### Materials provided

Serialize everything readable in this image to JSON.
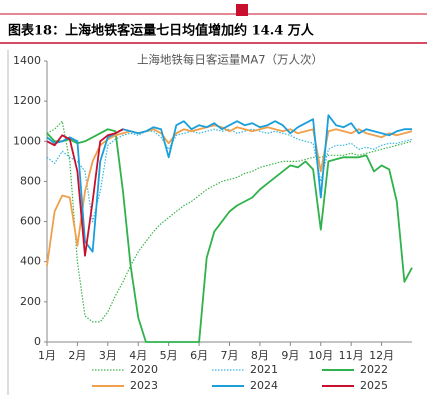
{
  "caption": "图表18：上海地铁客运量七日均值增加约 14.4 万人",
  "chart_data": {
    "type": "line",
    "title": "上海地铁每日客运量MA7（万人次）",
    "x": [
      1,
      1.25,
      1.5,
      1.75,
      2,
      2.25,
      2.5,
      2.75,
      3,
      3.25,
      3.5,
      3.75,
      4,
      4.25,
      4.5,
      4.75,
      5,
      5.25,
      5.5,
      5.75,
      6,
      6.25,
      6.5,
      6.75,
      7,
      7.25,
      7.5,
      7.75,
      8,
      8.25,
      8.5,
      8.75,
      9,
      9.25,
      9.5,
      9.75,
      10,
      10.25,
      10.5,
      10.75,
      11,
      11.25,
      11.5,
      11.75,
      12,
      12.25,
      12.5,
      12.75,
      13
    ],
    "xlim": [
      1,
      13
    ],
    "xticks": [
      {
        "value": 1,
        "label": "1月"
      },
      {
        "value": 2,
        "label": "2月"
      },
      {
        "value": 3,
        "label": "3月"
      },
      {
        "value": 4,
        "label": "4月"
      },
      {
        "value": 5,
        "label": "5月"
      },
      {
        "value": 6,
        "label": "6月"
      },
      {
        "value": 7,
        "label": "7月"
      },
      {
        "value": 8,
        "label": "8月"
      },
      {
        "value": 9,
        "label": "9月"
      },
      {
        "value": 10,
        "label": "10月"
      },
      {
        "value": 11,
        "label": "11月"
      },
      {
        "value": 12,
        "label": "12月"
      }
    ],
    "ylim": [
      0,
      1400
    ],
    "yticks": [
      0,
      200,
      400,
      600,
      800,
      1000,
      1200,
      1400
    ],
    "series": [
      {
        "name": "2020",
        "color": "#3cb44b",
        "style": "dotted",
        "values": [
          1040,
          1060,
          1100,
          900,
          400,
          130,
          100,
          100,
          150,
          230,
          300,
          380,
          450,
          500,
          550,
          590,
          620,
          650,
          680,
          700,
          730,
          760,
          780,
          800,
          810,
          820,
          840,
          850,
          870,
          880,
          890,
          900,
          900,
          900,
          910,
          920,
          920,
          930,
          930,
          930,
          940,
          930,
          940,
          950,
          960,
          970,
          980,
          990,
          1000
        ]
      },
      {
        "name": "2021",
        "color": "#35b5e5",
        "style": "dotted",
        "values": [
          920,
          890,
          950,
          920,
          900,
          850,
          600,
          750,
          980,
          1010,
          1030,
          1040,
          1030,
          1050,
          1050,
          1020,
          960,
          1030,
          1040,
          1050,
          1040,
          1050,
          1060,
          1050,
          1060,
          1040,
          1050,
          1060,
          1050,
          1040,
          1050,
          1040,
          1030,
          1010,
          1000,
          990,
          800,
          960,
          980,
          980,
          990,
          960,
          970,
          960,
          980,
          990,
          990,
          1000,
          1010
        ]
      },
      {
        "name": "2022",
        "color": "#2fb24a",
        "style": "solid",
        "values": [
          1040,
          1000,
          1000,
          1010,
          990,
          1000,
          1020,
          1040,
          1060,
          1050,
          750,
          380,
          120,
          0,
          0,
          0,
          0,
          0,
          0,
          0,
          0,
          420,
          550,
          600,
          650,
          680,
          700,
          720,
          760,
          790,
          820,
          850,
          880,
          870,
          900,
          860,
          560,
          900,
          910,
          920,
          920,
          920,
          930,
          850,
          880,
          860,
          700,
          300,
          370
        ]
      },
      {
        "name": "2023",
        "color": "#f0a04b",
        "style": "solid",
        "values": [
          380,
          650,
          730,
          720,
          480,
          750,
          900,
          980,
          1010,
          1030,
          1040,
          1050,
          1040,
          1050,
          1060,
          1040,
          990,
          1040,
          1060,
          1050,
          1060,
          1070,
          1080,
          1070,
          1050,
          1070,
          1060,
          1050,
          1060,
          1070,
          1060,
          1050,
          1060,
          1040,
          1050,
          1060,
          850,
          1050,
          1060,
          1050,
          1040,
          1060,
          1040,
          1030,
          1020,
          1040,
          1030,
          1040,
          1050
        ]
      },
      {
        "name": "2024",
        "color": "#1a9fdb",
        "style": "solid",
        "values": [
          1020,
          990,
          1000,
          1020,
          1000,
          500,
          450,
          900,
          1020,
          1040,
          1060,
          1050,
          1040,
          1050,
          1070,
          1060,
          920,
          1080,
          1100,
          1060,
          1080,
          1070,
          1090,
          1060,
          1080,
          1100,
          1080,
          1090,
          1070,
          1080,
          1100,
          1080,
          1040,
          1070,
          1090,
          1110,
          720,
          1130,
          1080,
          1070,
          1090,
          1040,
          1060,
          1050,
          1040,
          1030,
          1050,
          1060,
          1060
        ]
      },
      {
        "name": "2025",
        "color": "#c8102e",
        "style": "solid",
        "values": [
          1000,
          980,
          1030,
          1010,
          850,
          430,
          700,
          1000,
          1030,
          1040,
          1060,
          null,
          null,
          null,
          null,
          null,
          null,
          null,
          null,
          null,
          null,
          null,
          null,
          null,
          null,
          null,
          null,
          null,
          null,
          null,
          null,
          null,
          null,
          null,
          null,
          null,
          null,
          null,
          null,
          null,
          null,
          null,
          null,
          null,
          null,
          null,
          null,
          null,
          null
        ]
      }
    ]
  }
}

### The request
Using the data above, print every line exactly, omitting pictures.

### The output
Serialize everything readable in this image to JSON.
{
  "caption": "图表18：上海地铁客运量七日均值增加约 14.4 万人",
  "chart_data": {
    "type": "line",
    "title": "上海地铁每日客运量MA7（万人次）",
    "x": [
      1,
      1.25,
      1.5,
      1.75,
      2,
      2.25,
      2.5,
      2.75,
      3,
      3.25,
      3.5,
      3.75,
      4,
      4.25,
      4.5,
      4.75,
      5,
      5.25,
      5.5,
      5.75,
      6,
      6.25,
      6.5,
      6.75,
      7,
      7.25,
      7.5,
      7.75,
      8,
      8.25,
      8.5,
      8.75,
      9,
      9.25,
      9.5,
      9.75,
      10,
      10.25,
      10.5,
      10.75,
      11,
      11.25,
      11.5,
      11.75,
      12,
      12.25,
      12.5,
      12.75,
      13
    ],
    "xlim": [
      1,
      13
    ],
    "xticks": [
      {
        "value": 1,
        "label": "1月"
      },
      {
        "value": 2,
        "label": "2月"
      },
      {
        "value": 3,
        "label": "3月"
      },
      {
        "value": 4,
        "label": "4月"
      },
      {
        "value": 5,
        "label": "5月"
      },
      {
        "value": 6,
        "label": "6月"
      },
      {
        "value": 7,
        "label": "7月"
      },
      {
        "value": 8,
        "label": "8月"
      },
      {
        "value": 9,
        "label": "9月"
      },
      {
        "value": 10,
        "label": "10月"
      },
      {
        "value": 11,
        "label": "11月"
      },
      {
        "value": 12,
        "label": "12月"
      }
    ],
    "ylim": [
      0,
      1400
    ],
    "yticks": [
      0,
      200,
      400,
      600,
      800,
      1000,
      1200,
      1400
    ],
    "series": [
      {
        "name": "2020",
        "color": "#3cb44b",
        "style": "dotted",
        "values": [
          1040,
          1060,
          1100,
          900,
          400,
          130,
          100,
          100,
          150,
          230,
          300,
          380,
          450,
          500,
          550,
          590,
          620,
          650,
          680,
          700,
          730,
          760,
          780,
          800,
          810,
          820,
          840,
          850,
          870,
          880,
          890,
          900,
          900,
          900,
          910,
          920,
          920,
          930,
          930,
          930,
          940,
          930,
          940,
          950,
          960,
          970,
          980,
          990,
          1000
        ]
      },
      {
        "name": "2021",
        "color": "#35b5e5",
        "style": "dotted",
        "values": [
          920,
          890,
          950,
          920,
          900,
          850,
          600,
          750,
          980,
          1010,
          1030,
          1040,
          1030,
          1050,
          1050,
          1020,
          960,
          1030,
          1040,
          1050,
          1040,
          1050,
          1060,
          1050,
          1060,
          1040,
          1050,
          1060,
          1050,
          1040,
          1050,
          1040,
          1030,
          1010,
          1000,
          990,
          800,
          960,
          980,
          980,
          990,
          960,
          970,
          960,
          980,
          990,
          990,
          1000,
          1010
        ]
      },
      {
        "name": "2022",
        "color": "#2fb24a",
        "style": "solid",
        "values": [
          1040,
          1000,
          1000,
          1010,
          990,
          1000,
          1020,
          1040,
          1060,
          1050,
          750,
          380,
          120,
          0,
          0,
          0,
          0,
          0,
          0,
          0,
          0,
          420,
          550,
          600,
          650,
          680,
          700,
          720,
          760,
          790,
          820,
          850,
          880,
          870,
          900,
          860,
          560,
          900,
          910,
          920,
          920,
          920,
          930,
          850,
          880,
          860,
          700,
          300,
          370
        ]
      },
      {
        "name": "2023",
        "color": "#f0a04b",
        "style": "solid",
        "values": [
          380,
          650,
          730,
          720,
          480,
          750,
          900,
          980,
          1010,
          1030,
          1040,
          1050,
          1040,
          1050,
          1060,
          1040,
          990,
          1040,
          1060,
          1050,
          1060,
          1070,
          1080,
          1070,
          1050,
          1070,
          1060,
          1050,
          1060,
          1070,
          1060,
          1050,
          1060,
          1040,
          1050,
          1060,
          850,
          1050,
          1060,
          1050,
          1040,
          1060,
          1040,
          1030,
          1020,
          1040,
          1030,
          1040,
          1050
        ]
      },
      {
        "name": "2024",
        "color": "#1a9fdb",
        "style": "solid",
        "values": [
          1020,
          990,
          1000,
          1020,
          1000,
          500,
          450,
          900,
          1020,
          1040,
          1060,
          1050,
          1040,
          1050,
          1070,
          1060,
          920,
          1080,
          1100,
          1060,
          1080,
          1070,
          1090,
          1060,
          1080,
          1100,
          1080,
          1090,
          1070,
          1080,
          1100,
          1080,
          1040,
          1070,
          1090,
          1110,
          720,
          1130,
          1080,
          1070,
          1090,
          1040,
          1060,
          1050,
          1040,
          1030,
          1050,
          1060,
          1060
        ]
      },
      {
        "name": "2025",
        "color": "#c8102e",
        "style": "solid",
        "values": [
          1000,
          980,
          1030,
          1010,
          850,
          430,
          700,
          1000,
          1030,
          1040,
          1060,
          null,
          null,
          null,
          null,
          null,
          null,
          null,
          null,
          null,
          null,
          null,
          null,
          null,
          null,
          null,
          null,
          null,
          null,
          null,
          null,
          null,
          null,
          null,
          null,
          null,
          null,
          null,
          null,
          null,
          null,
          null,
          null,
          null,
          null,
          null,
          null,
          null,
          null
        ]
      }
    ]
  }
}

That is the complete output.